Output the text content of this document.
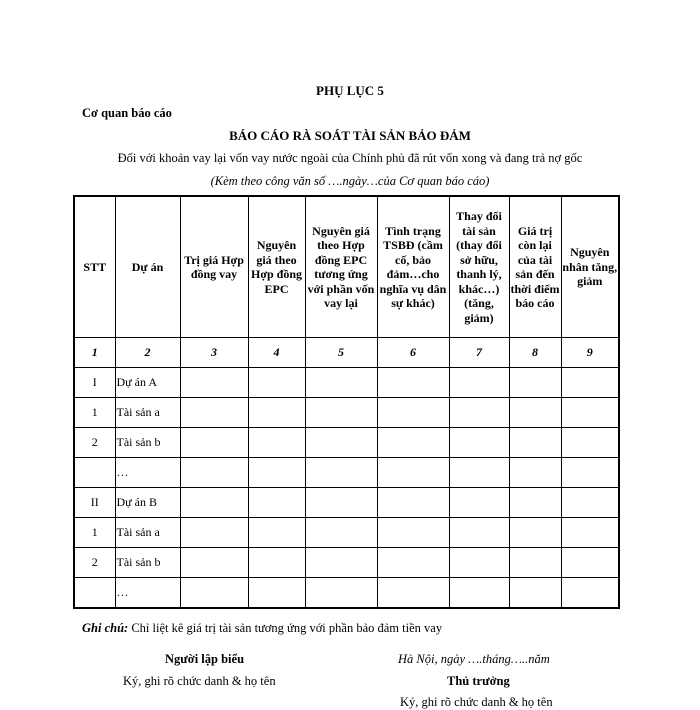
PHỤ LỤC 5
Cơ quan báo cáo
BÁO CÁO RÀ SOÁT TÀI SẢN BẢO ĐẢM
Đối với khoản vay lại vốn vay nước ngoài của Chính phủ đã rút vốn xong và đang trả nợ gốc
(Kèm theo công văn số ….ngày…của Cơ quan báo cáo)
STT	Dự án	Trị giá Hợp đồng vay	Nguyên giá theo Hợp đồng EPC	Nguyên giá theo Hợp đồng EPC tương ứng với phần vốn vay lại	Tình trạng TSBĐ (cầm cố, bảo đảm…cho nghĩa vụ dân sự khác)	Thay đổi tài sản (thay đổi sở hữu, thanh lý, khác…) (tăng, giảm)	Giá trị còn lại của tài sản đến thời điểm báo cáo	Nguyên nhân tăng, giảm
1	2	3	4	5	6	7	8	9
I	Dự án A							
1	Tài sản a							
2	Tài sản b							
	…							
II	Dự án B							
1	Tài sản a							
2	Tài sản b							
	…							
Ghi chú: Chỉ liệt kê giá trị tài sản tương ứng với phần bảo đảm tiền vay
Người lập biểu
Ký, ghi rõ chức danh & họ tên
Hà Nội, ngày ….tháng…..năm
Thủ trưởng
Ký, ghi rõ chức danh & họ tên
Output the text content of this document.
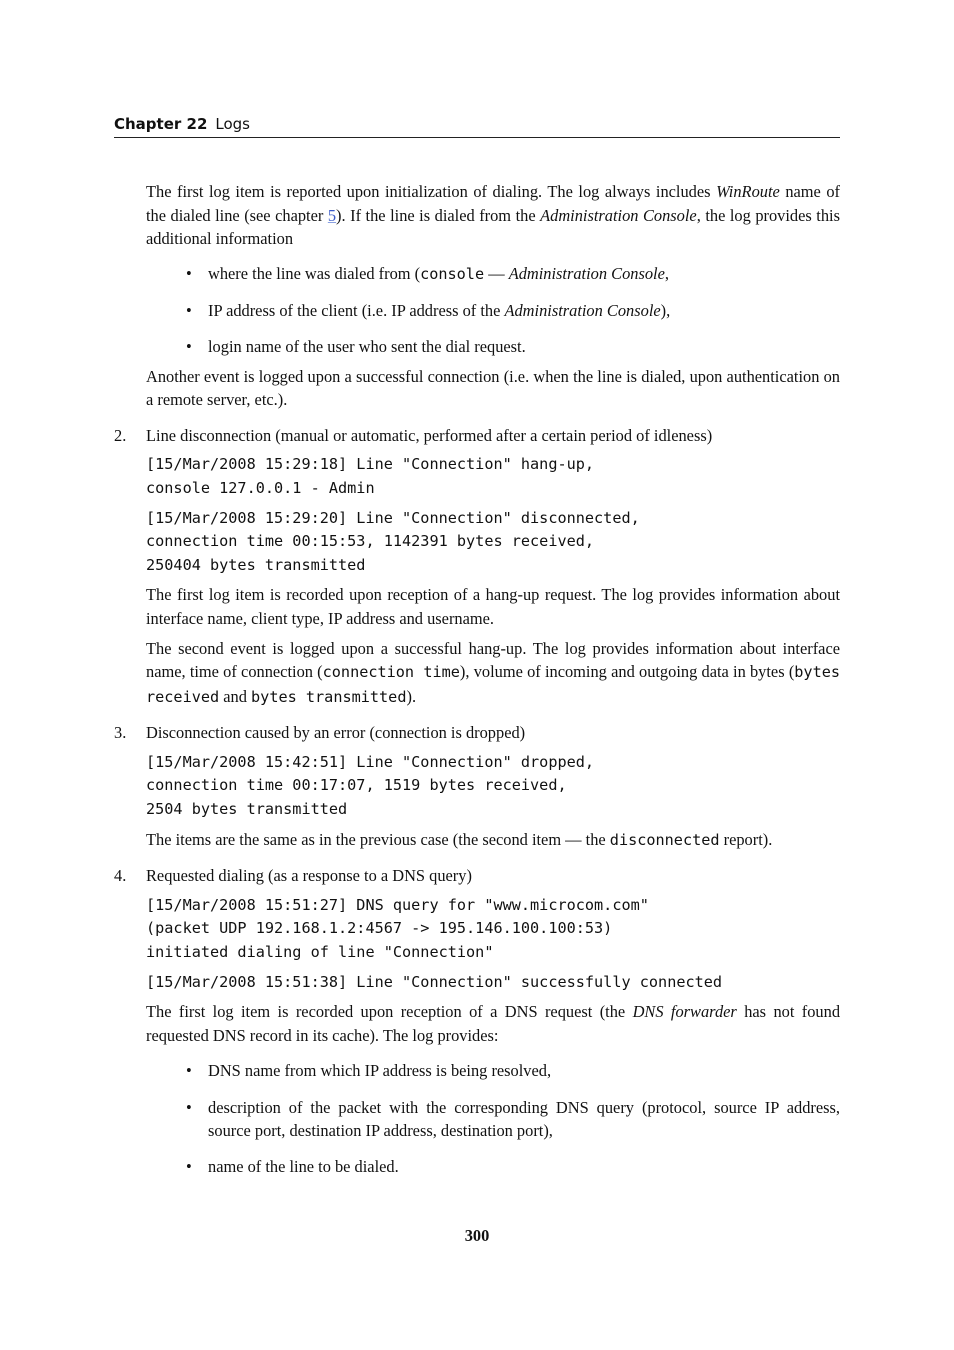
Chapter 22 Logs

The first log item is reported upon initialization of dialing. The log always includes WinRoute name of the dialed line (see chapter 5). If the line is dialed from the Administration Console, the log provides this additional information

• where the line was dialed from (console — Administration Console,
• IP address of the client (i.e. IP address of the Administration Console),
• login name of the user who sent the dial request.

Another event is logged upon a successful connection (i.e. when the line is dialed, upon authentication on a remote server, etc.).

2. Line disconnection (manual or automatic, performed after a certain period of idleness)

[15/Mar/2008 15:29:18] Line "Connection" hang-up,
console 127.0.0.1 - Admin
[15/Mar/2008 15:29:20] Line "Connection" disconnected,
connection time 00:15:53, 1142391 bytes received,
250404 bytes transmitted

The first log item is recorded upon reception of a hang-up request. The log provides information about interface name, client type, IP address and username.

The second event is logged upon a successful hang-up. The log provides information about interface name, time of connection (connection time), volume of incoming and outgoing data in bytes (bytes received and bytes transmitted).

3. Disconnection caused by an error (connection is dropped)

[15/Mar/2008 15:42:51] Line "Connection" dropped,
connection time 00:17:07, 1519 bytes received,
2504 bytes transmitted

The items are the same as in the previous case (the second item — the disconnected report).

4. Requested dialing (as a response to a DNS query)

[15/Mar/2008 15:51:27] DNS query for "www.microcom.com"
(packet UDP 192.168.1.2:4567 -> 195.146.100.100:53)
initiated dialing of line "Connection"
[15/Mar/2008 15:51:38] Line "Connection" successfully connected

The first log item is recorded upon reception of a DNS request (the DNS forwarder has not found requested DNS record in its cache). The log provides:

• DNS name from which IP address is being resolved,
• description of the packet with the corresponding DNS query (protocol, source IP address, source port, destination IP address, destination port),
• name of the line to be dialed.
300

§ **WHAT THE EXERCISE ASKS**:
Copy each line of the records precisely and drop any images they hold.

§ **RESPONSE**:
Output the text content of this document.
PHỤ LỤC 5
Cơ quan báo cáo
BÁO CÁO RÀ SOÁT TÀI SẢN BẢO ĐẢM
Đối với khoản vay lại vốn vay nước ngoài của Chính phủ đã rút vốn xong và đang trả nợ gốc
(Kèm theo công văn số ….ngày…của Cơ quan báo cáo)
STT	Dự án	Trị giá Hợp đồng vay	Nguyên giá theo Hợp đồng EPC	Nguyên giá theo Hợp đồng EPC tương ứng với phần vốn vay lại	Tình trạng TSBĐ (cầm cố, bảo đảm…cho nghĩa vụ dân sự khác)	Thay đổi tài sản (thay đổi sở hữu, thanh lý, khác…) (tăng, giảm)	Giá trị còn lại của tài sản đến thời điểm báo cáo	Nguyên nhân tăng, giảm
1	2	3	4	5	6	7	8	9
I	Dự án A							
1	Tài sản a							
2	Tài sản b							
	…							
II	Dự án B							
1	Tài sản a							
2	Tài sản b							
	…							
Ghi chú: Chỉ liệt kê giá trị tài sản tương ứng với phần bảo đảm tiền vay
Người lập biểu
Ký, ghi rõ chức danh & họ tên
Hà Nội, ngày ….tháng…..năm
Thủ trưởng
Ký, ghi rõ chức danh & họ tên
Output the text content of this document.
Chapter 22 Logs

The first log item is reported upon initialization of dialing. The log always includes WinRoute name of the dialed line (see chapter 5). If the line is dialed from the Administration Console, the log provides this additional information

• where the line was dialed from (console — Administration Console,
• IP address of the client (i.e. IP address of the Administration Console),
• login name of the user who sent the dial request.

Another event is logged upon a successful connection (i.e. when the line is dialed, upon authentication on a remote server, etc.).

2. Line disconnection (manual or automatic, performed after a certain period of idleness)

[15/Mar/2008 15:29:18] Line "Connection" hang-up,
console 127.0.0.1 - Admin
[15/Mar/2008 15:29:20] Line "Connection" disconnected,
connection time 00:15:53, 1142391 bytes received,
250404 bytes transmitted

The first log item is recorded upon reception of a hang-up request. The log provides information about interface name, client type, IP address and username.

The second event is logged upon a successful hang-up. The log provides information about interface name, time of connection (connection time), volume of incoming and outgoing data in bytes (bytes received and bytes transmitted).

3. Disconnection caused by an error (connection is dropped)

[15/Mar/2008 15:42:51] Line "Connection" dropped,
connection time 00:17:07, 1519 bytes received,
2504 bytes transmitted

The items are the same as in the previous case (the second item — the disconnected report).

4. Requested dialing (as a response to a DNS query)

[15/Mar/2008 15:51:27] DNS query for "www.microcom.com"
(packet UDP 192.168.1.2:4567 -> 195.146.100.100:53)
initiated dialing of line "Connection"
[15/Mar/2008 15:51:38] Line "Connection" successfully connected

The first log item is recorded upon reception of a DNS request (the DNS forwarder has not found requested DNS record in its cache). The log provides:

• DNS name from which IP address is being resolved,
• description of the packet with the corresponding DNS query (protocol, source IP address, source port, destination IP address, destination port),
• name of the line to be dialed.
300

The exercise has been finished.